→ WHAT THIS TASK INVOLVES:
Copy every line of the records below that holds the word "militar".

[Stored data]
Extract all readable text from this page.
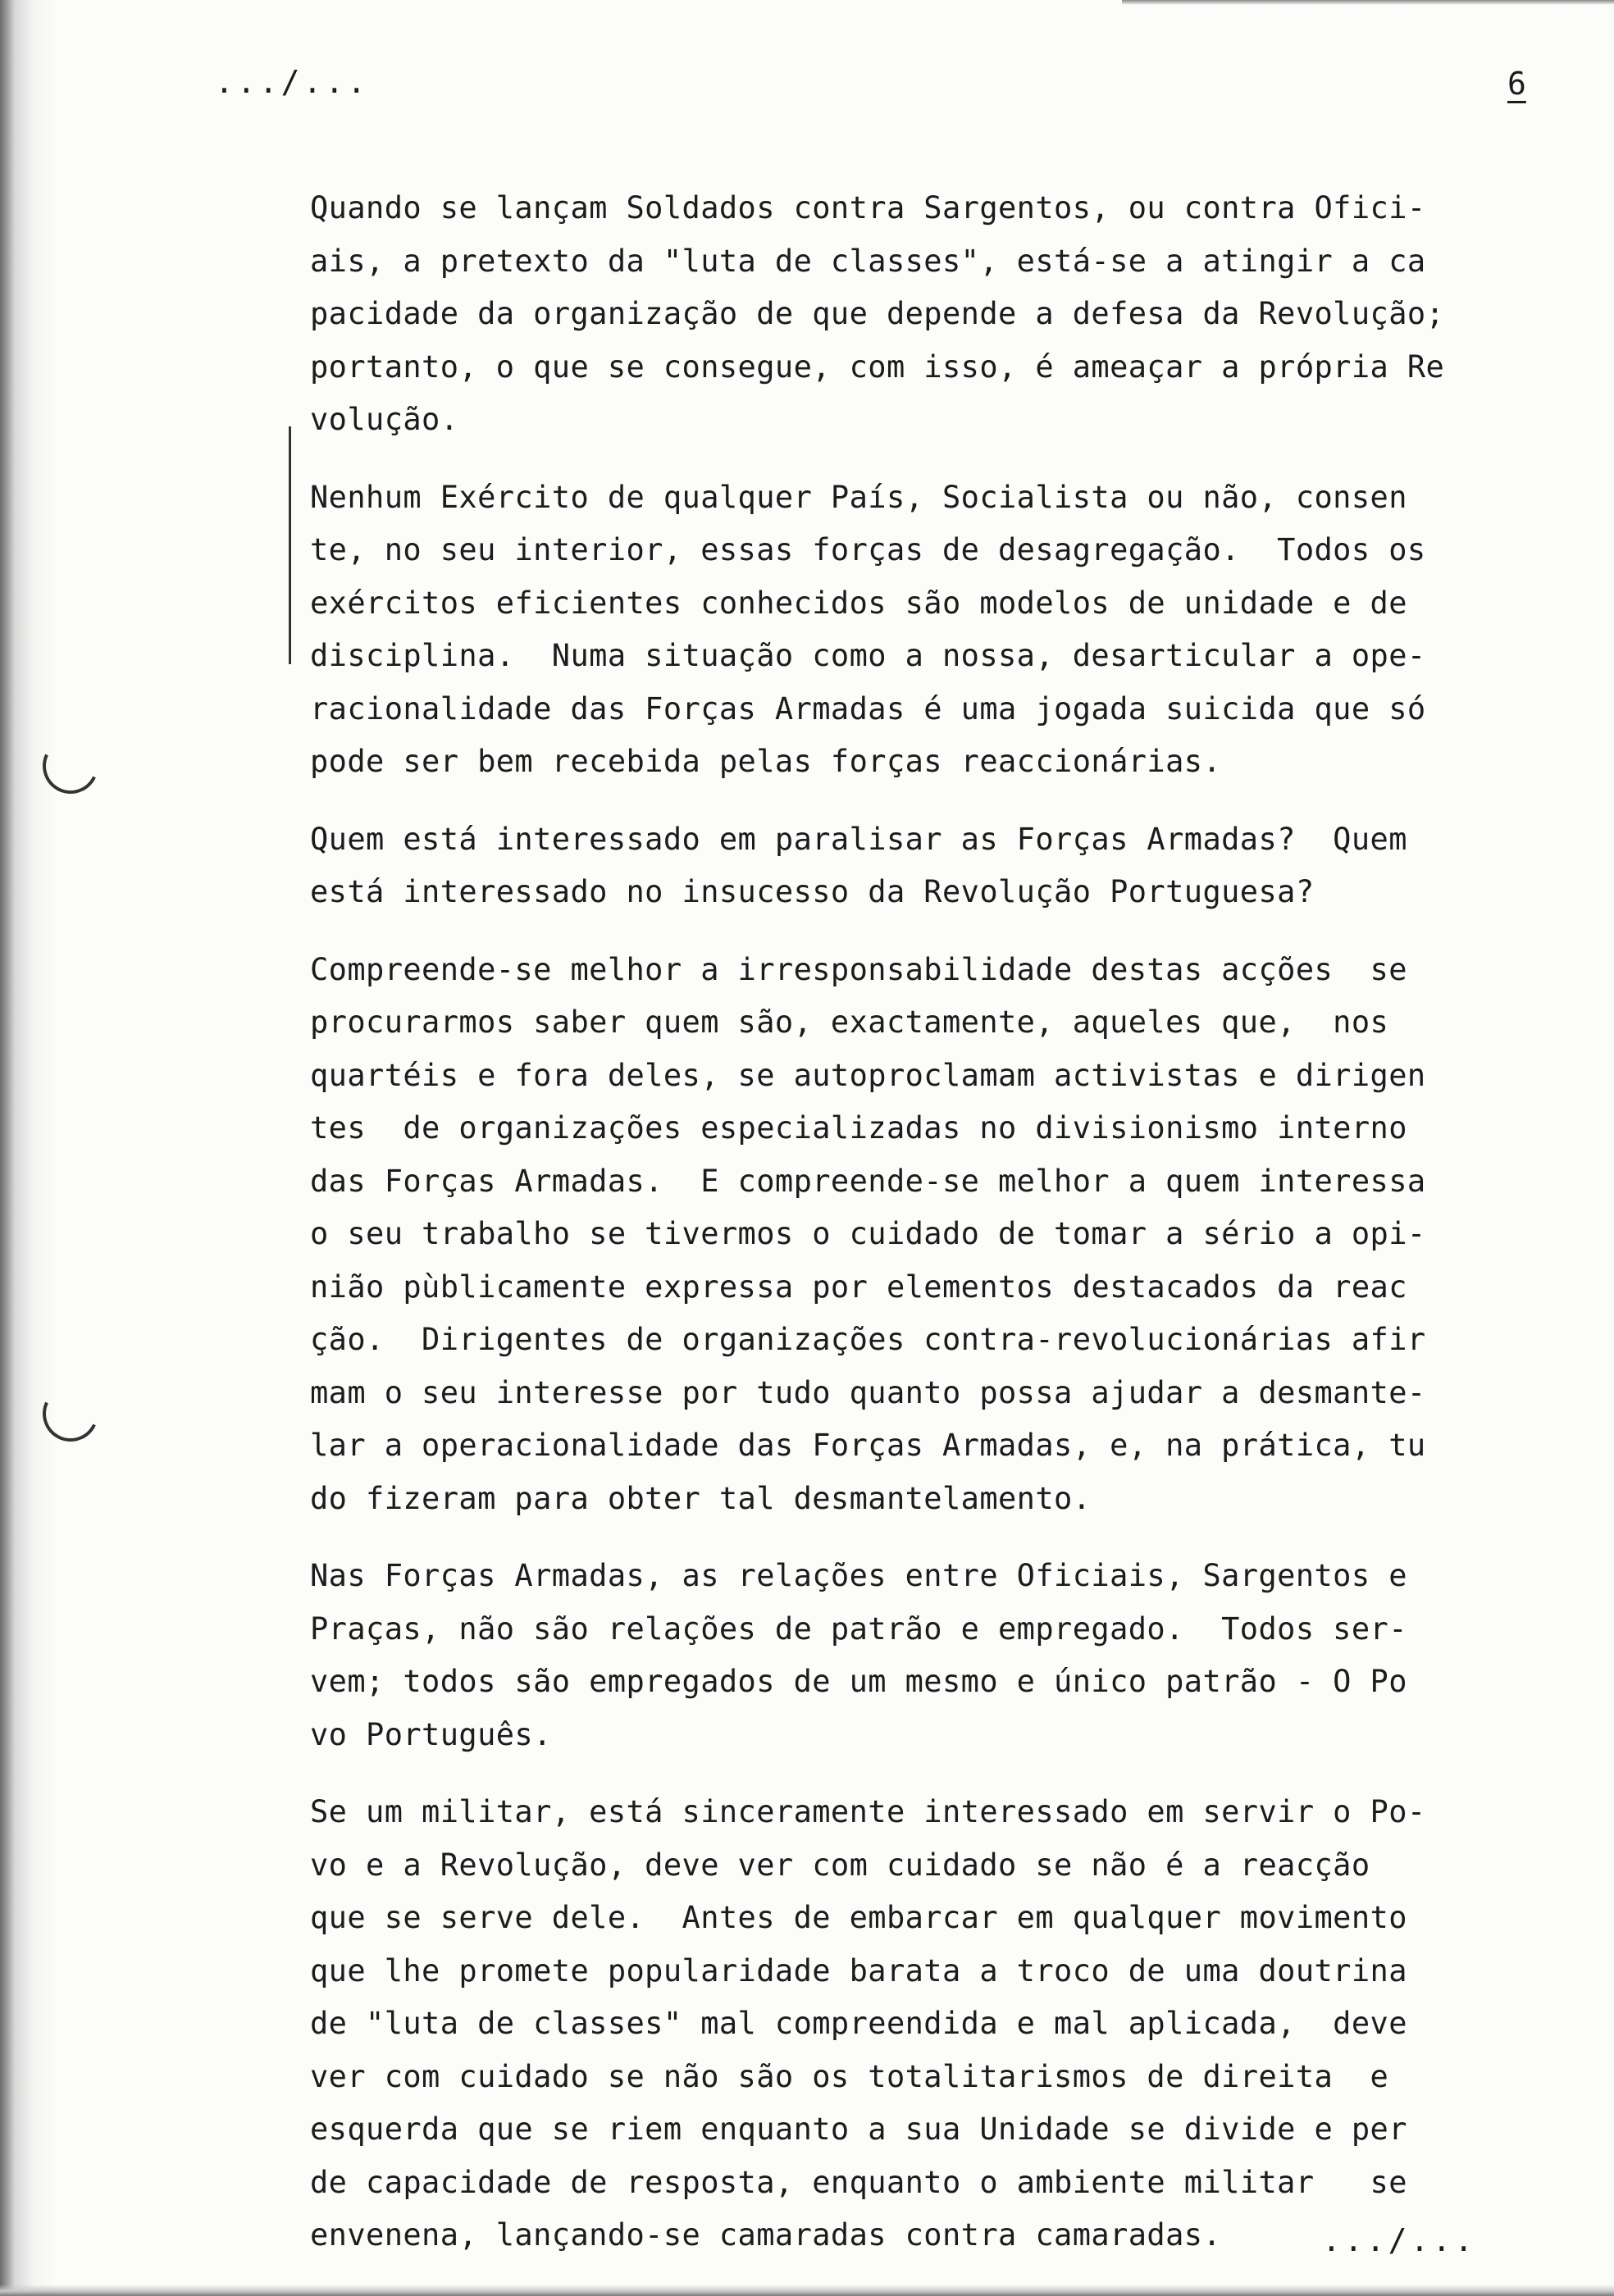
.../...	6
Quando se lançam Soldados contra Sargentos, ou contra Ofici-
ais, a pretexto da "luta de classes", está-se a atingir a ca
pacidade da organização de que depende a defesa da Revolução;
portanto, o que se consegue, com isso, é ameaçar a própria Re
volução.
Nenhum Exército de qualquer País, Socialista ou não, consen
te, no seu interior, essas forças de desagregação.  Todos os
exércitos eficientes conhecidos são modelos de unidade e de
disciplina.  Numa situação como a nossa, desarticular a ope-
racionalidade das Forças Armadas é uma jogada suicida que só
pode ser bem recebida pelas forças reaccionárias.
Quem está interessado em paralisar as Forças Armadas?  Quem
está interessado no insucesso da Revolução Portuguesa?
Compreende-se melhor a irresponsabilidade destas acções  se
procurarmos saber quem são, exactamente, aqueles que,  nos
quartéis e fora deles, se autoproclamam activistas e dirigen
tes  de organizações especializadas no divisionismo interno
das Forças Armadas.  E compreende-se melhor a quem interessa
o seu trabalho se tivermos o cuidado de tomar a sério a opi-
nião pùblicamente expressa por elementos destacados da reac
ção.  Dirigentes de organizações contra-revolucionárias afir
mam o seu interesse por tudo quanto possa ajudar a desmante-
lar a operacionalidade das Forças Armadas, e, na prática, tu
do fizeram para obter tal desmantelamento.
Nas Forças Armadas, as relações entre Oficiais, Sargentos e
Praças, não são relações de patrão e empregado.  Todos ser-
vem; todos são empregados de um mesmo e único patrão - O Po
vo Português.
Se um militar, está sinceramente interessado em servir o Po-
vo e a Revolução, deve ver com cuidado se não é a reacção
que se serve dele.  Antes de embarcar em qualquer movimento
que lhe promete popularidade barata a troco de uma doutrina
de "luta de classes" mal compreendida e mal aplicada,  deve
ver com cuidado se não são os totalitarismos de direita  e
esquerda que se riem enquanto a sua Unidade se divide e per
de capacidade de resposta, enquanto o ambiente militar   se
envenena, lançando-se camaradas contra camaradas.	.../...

==

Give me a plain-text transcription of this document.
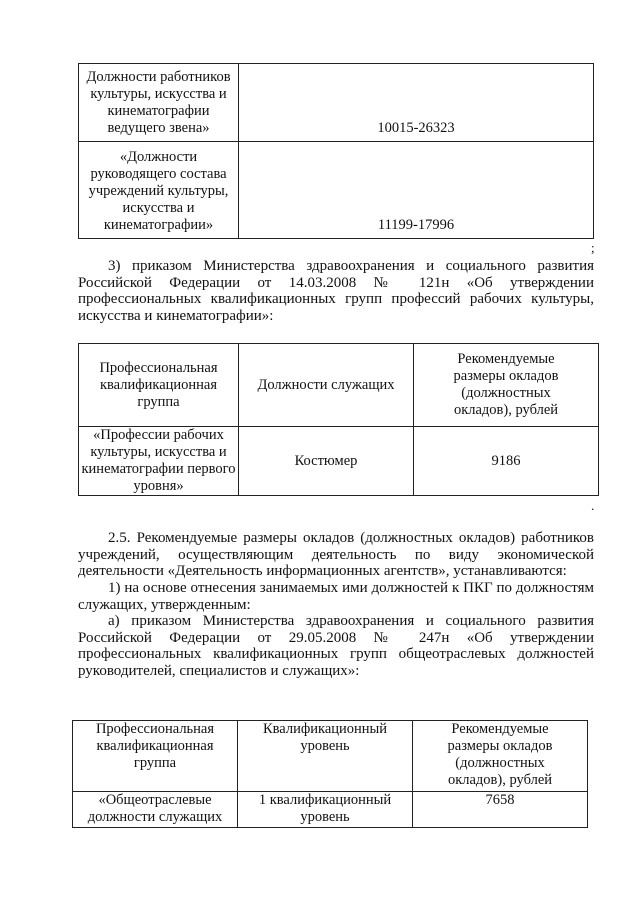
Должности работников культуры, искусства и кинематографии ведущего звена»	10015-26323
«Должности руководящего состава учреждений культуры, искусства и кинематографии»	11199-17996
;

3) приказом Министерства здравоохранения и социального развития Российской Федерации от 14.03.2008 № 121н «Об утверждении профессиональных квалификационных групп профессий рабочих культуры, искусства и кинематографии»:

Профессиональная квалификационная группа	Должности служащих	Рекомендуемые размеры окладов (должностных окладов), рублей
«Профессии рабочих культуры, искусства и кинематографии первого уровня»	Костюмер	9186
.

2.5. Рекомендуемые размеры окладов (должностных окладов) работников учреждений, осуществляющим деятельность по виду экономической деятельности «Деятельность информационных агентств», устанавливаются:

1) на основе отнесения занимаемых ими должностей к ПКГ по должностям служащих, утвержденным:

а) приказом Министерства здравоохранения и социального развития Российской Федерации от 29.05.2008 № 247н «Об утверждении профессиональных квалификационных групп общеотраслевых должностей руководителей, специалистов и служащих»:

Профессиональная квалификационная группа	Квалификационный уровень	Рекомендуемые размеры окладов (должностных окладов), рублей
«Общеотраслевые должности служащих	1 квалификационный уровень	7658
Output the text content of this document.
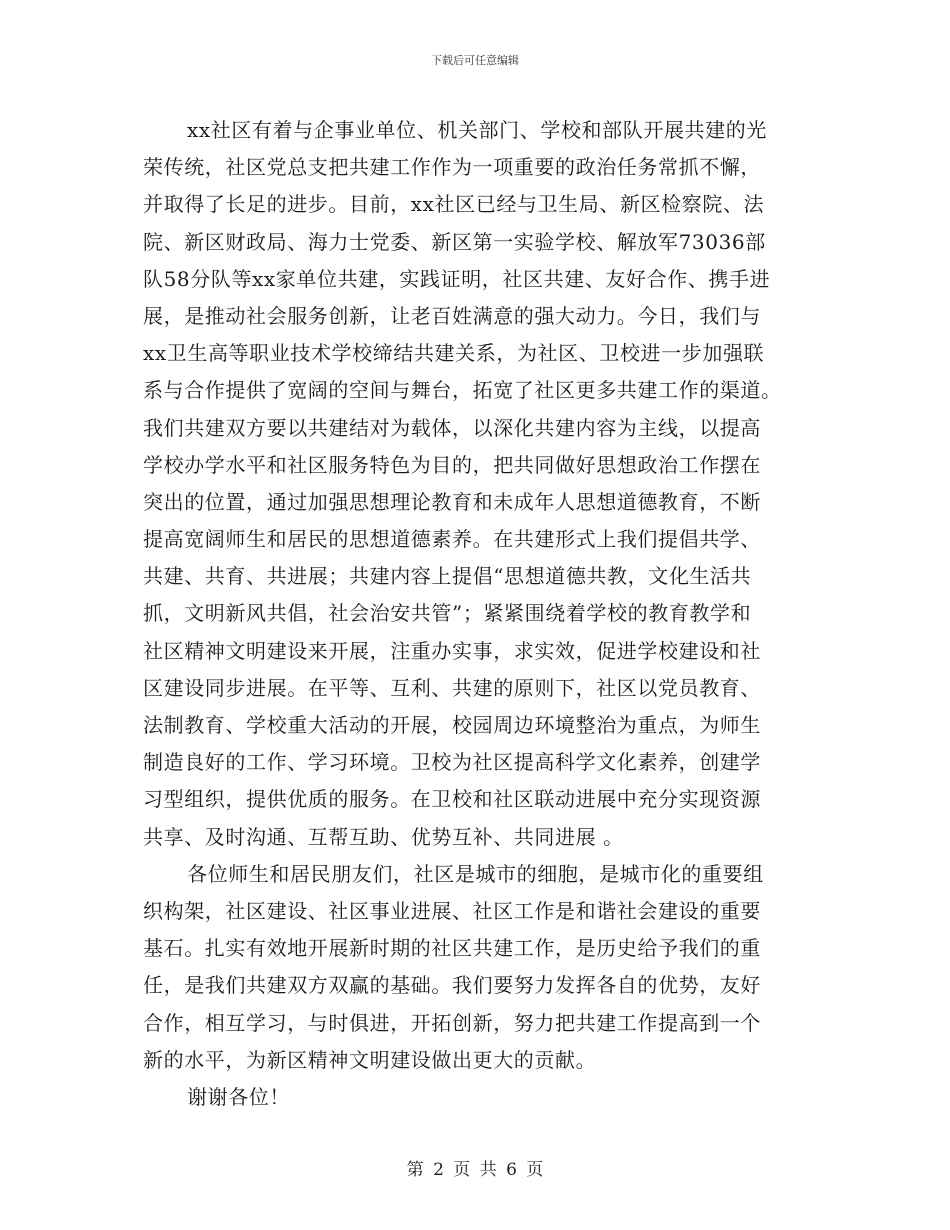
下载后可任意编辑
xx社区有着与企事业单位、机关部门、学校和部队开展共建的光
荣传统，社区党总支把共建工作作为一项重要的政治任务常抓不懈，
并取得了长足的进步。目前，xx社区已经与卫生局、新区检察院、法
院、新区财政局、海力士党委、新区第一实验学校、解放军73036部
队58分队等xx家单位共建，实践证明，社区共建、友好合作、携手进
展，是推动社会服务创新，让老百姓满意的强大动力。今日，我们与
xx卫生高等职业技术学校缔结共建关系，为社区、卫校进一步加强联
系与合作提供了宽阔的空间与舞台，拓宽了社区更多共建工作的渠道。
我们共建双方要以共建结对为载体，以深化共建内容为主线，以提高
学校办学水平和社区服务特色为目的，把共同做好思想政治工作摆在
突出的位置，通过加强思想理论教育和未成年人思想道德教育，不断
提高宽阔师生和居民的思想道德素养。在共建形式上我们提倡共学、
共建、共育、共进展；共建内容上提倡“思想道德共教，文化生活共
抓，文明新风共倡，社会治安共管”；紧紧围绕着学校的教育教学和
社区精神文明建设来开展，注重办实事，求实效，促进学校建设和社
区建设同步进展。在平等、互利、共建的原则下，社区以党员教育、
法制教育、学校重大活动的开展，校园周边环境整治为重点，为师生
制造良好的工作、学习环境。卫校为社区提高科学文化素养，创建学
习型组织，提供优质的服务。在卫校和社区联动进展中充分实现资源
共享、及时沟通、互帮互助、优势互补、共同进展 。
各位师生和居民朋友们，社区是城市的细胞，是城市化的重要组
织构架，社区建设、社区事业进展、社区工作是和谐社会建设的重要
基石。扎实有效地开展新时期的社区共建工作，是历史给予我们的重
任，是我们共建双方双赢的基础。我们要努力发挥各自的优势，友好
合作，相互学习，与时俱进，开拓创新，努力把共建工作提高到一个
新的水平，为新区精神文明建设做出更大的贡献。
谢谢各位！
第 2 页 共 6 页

→ RESULT BELOW:
Se um militar, está sinceramente interessado em servir o Po-
de capacidade de resposta, enquanto o ambiente militar   se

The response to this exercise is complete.